§ Aim
Read the material below. Count the lines containing "花粉症治療におけるオンライン診療の認知度" and give that count alone.
+ + + + + + +
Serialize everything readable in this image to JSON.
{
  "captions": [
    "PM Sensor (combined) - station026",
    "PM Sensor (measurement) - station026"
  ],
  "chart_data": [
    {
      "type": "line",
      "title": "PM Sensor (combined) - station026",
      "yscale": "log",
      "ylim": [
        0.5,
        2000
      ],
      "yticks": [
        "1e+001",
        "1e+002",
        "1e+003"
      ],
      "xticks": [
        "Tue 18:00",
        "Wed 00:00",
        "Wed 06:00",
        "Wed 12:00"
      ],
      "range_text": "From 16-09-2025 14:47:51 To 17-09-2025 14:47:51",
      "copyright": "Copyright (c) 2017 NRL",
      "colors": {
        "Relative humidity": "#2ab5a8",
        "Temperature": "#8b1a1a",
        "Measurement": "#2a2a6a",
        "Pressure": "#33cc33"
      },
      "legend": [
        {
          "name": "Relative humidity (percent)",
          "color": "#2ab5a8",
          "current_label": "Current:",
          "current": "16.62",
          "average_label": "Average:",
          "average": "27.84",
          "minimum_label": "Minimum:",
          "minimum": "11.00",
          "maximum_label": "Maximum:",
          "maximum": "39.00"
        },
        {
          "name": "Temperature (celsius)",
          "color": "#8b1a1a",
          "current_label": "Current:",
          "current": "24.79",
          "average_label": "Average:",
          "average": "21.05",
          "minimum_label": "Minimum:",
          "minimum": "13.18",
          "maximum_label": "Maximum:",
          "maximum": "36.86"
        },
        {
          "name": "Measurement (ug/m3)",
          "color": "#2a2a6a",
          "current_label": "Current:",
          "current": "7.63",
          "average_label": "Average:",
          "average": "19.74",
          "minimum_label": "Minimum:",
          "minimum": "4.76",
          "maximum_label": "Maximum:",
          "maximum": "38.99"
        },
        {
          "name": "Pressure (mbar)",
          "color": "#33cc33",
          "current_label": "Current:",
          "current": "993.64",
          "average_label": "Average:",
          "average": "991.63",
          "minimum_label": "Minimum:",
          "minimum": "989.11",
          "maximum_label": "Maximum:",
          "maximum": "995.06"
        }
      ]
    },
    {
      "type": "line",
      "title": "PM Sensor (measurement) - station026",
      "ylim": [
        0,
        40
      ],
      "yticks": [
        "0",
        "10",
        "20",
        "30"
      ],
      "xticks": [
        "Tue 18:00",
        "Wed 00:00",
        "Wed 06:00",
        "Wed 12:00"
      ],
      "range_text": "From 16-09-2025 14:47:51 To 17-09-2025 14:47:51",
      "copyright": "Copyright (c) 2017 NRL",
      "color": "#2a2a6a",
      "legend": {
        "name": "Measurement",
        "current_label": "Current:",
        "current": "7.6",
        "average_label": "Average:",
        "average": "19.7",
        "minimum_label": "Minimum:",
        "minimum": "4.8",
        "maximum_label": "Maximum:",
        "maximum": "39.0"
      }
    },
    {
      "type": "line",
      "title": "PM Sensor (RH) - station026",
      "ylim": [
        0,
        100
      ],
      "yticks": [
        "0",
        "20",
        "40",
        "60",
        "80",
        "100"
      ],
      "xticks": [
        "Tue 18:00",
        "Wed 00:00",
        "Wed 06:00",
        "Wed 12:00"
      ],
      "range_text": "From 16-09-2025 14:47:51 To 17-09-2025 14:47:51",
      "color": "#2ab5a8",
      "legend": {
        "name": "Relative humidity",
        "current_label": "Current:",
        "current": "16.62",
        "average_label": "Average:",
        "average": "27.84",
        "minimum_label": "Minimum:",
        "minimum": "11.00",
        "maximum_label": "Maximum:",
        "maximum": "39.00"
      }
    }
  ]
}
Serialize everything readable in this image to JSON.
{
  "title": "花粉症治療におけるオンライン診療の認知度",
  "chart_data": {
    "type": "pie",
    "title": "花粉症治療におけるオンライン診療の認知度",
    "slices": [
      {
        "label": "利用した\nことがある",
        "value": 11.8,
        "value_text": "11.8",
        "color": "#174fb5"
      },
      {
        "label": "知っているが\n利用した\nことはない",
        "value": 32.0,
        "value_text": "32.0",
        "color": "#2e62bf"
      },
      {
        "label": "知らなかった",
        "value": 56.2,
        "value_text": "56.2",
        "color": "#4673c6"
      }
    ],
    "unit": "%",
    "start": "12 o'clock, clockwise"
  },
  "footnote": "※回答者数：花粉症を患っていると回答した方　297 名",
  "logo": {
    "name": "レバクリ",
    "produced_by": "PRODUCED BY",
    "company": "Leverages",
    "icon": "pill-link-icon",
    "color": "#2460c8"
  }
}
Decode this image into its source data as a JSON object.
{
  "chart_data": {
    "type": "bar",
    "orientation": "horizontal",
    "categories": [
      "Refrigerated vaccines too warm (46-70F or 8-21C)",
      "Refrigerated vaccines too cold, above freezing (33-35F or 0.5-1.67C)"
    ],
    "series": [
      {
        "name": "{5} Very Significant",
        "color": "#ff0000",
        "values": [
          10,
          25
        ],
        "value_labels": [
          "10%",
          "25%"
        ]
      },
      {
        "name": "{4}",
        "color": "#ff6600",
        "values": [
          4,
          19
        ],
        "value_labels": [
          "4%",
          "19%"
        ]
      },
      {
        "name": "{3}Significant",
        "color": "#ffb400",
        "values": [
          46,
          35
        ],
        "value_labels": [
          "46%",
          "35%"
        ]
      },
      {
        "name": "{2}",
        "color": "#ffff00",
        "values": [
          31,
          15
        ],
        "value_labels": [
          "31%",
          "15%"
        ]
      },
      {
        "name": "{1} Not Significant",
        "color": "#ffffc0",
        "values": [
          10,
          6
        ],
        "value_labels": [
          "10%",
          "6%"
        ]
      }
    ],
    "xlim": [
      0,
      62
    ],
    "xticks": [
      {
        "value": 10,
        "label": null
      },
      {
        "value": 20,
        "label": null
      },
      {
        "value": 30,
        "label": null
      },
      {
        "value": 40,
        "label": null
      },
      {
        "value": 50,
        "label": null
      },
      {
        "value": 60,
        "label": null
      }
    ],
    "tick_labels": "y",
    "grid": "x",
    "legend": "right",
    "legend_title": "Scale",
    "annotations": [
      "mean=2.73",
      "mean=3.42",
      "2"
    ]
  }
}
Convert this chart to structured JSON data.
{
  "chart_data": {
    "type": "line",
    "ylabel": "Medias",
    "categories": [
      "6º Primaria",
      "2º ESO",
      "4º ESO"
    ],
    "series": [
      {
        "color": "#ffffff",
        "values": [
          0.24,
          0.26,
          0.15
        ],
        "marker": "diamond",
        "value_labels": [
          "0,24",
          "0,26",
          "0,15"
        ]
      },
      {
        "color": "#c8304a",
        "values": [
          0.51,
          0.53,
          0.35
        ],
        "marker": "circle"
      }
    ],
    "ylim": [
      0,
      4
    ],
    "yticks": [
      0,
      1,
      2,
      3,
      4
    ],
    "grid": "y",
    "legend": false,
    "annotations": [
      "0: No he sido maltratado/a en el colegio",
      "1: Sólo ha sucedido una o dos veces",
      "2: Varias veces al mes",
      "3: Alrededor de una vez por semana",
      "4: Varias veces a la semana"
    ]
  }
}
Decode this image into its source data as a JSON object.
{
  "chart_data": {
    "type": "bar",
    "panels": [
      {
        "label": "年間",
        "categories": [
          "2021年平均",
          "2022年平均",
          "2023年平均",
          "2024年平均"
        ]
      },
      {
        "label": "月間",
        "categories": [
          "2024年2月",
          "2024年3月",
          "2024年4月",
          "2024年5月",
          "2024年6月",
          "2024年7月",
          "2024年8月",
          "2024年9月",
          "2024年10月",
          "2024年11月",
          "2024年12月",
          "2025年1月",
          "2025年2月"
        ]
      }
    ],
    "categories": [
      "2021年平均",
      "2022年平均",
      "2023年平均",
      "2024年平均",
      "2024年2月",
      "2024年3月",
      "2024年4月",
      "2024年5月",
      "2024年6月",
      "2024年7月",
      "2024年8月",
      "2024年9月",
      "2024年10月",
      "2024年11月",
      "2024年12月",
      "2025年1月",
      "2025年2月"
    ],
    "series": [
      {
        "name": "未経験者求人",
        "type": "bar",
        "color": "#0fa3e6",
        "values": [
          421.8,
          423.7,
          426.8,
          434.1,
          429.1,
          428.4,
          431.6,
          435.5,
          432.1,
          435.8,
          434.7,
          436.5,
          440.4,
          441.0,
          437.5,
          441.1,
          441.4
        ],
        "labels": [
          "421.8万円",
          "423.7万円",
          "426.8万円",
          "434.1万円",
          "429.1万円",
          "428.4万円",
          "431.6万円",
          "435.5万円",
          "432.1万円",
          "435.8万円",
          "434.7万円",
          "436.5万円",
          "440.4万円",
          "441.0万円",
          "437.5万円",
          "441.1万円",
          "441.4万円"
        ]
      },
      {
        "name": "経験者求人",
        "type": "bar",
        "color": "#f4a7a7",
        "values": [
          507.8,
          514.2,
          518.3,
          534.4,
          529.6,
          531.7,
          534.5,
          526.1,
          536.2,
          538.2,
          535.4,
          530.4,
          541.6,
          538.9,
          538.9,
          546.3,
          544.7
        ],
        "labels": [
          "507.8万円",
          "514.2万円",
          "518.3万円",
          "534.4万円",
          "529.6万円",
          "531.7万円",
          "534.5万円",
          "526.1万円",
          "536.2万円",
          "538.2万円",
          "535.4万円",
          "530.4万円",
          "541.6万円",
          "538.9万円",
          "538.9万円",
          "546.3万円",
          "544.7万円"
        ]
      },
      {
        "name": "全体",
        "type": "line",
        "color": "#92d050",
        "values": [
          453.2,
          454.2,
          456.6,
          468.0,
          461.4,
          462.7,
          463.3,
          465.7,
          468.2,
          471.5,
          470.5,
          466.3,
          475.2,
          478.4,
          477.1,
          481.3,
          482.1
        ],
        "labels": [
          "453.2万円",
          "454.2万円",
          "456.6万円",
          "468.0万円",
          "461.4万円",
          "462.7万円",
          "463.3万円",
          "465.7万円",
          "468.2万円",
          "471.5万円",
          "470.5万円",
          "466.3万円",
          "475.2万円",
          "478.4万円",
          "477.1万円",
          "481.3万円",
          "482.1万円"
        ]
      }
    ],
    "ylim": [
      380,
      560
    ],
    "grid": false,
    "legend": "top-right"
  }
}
+ + + + + + +
§ Exercise response
2